[Collected data]
⁂

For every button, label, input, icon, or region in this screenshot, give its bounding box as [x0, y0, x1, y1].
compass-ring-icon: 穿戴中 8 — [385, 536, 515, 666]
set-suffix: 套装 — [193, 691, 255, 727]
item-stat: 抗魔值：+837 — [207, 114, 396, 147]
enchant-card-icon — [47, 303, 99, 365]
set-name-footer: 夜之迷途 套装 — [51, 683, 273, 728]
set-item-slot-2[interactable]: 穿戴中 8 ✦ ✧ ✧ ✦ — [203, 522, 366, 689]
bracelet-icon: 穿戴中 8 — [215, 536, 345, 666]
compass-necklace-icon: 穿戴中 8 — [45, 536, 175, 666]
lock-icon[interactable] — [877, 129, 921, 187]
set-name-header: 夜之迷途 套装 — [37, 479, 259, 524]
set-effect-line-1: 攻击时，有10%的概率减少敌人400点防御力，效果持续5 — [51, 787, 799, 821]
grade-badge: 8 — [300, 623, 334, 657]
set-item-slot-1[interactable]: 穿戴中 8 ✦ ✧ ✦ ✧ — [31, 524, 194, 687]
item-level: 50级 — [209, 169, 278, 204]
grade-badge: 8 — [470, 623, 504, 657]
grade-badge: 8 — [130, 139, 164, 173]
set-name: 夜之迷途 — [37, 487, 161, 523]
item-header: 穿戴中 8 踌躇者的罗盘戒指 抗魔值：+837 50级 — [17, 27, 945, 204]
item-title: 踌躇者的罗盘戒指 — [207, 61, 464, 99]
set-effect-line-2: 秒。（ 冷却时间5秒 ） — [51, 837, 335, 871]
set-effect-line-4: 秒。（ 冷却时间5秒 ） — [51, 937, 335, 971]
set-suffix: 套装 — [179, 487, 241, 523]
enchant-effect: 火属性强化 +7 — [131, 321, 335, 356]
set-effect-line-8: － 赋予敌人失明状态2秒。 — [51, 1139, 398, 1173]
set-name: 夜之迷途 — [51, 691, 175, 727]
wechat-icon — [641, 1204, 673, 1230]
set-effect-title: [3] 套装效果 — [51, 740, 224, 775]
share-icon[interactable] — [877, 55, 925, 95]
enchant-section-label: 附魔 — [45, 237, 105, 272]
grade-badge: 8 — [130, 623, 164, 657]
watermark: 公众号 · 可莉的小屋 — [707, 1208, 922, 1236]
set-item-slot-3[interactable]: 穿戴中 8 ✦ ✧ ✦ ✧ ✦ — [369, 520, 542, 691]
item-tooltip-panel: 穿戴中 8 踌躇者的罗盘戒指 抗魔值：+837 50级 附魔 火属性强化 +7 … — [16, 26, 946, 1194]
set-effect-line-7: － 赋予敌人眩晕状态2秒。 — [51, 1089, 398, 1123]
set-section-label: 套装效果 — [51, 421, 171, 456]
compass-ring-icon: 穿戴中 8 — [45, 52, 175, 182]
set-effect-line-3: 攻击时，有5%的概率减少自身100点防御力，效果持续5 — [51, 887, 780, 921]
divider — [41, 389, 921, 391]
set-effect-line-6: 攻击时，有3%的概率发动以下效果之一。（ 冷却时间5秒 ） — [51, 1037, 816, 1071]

⁂

Set exercise:
Render every line from the start of the rows down through the line containing "set-effect-line-1: 攻击时，有10%的概率减少敌人400点防御力，效果持续5 —" as a Markdown table with the columns n and Line. Number each line and leave out any blank ones.

Right answer:
| n | Line |
|---|---|
| 1 | For every button, label, input, icon, or region in this screenshot, give its bounding box as [x0, y0, x1, y1]. |
| 2 | compass-ring-icon: 穿戴中 8 — [385, 536, 515, 666] |
| 3 | set-suffix: 套装 — [193, 691, 255, 727] |
| 4 | item-stat: 抗魔值：+837 — [207, 114, 396, 147] |
| 5 | enchant-card-icon — [47, 303, 99, 365] |
| 6 | set-name-footer: 夜之迷途 套装 — [51, 683, 273, 728] |
| 7 | set-item-slot-2[interactable]: 穿戴中 8 ✦ ✧ ✧ ✦ — [203, 522, 366, 689] |
| 8 | bracelet-icon: 穿戴中 8 — [215, 536, 345, 666] |
| 9 | compass-necklace-icon: 穿戴中 8 — [45, 536, 175, 666] |
| 10 | lock-icon[interactable] — [877, 129, 921, 187] |
| 11 | set-name-header: 夜之迷途 套装 — [37, 479, 259, 524] |
| 12 | set-effect-line-1: 攻击时，有10%的概率减少敌人400点防御力，效果持续5 — [51, 787, 799, 821] |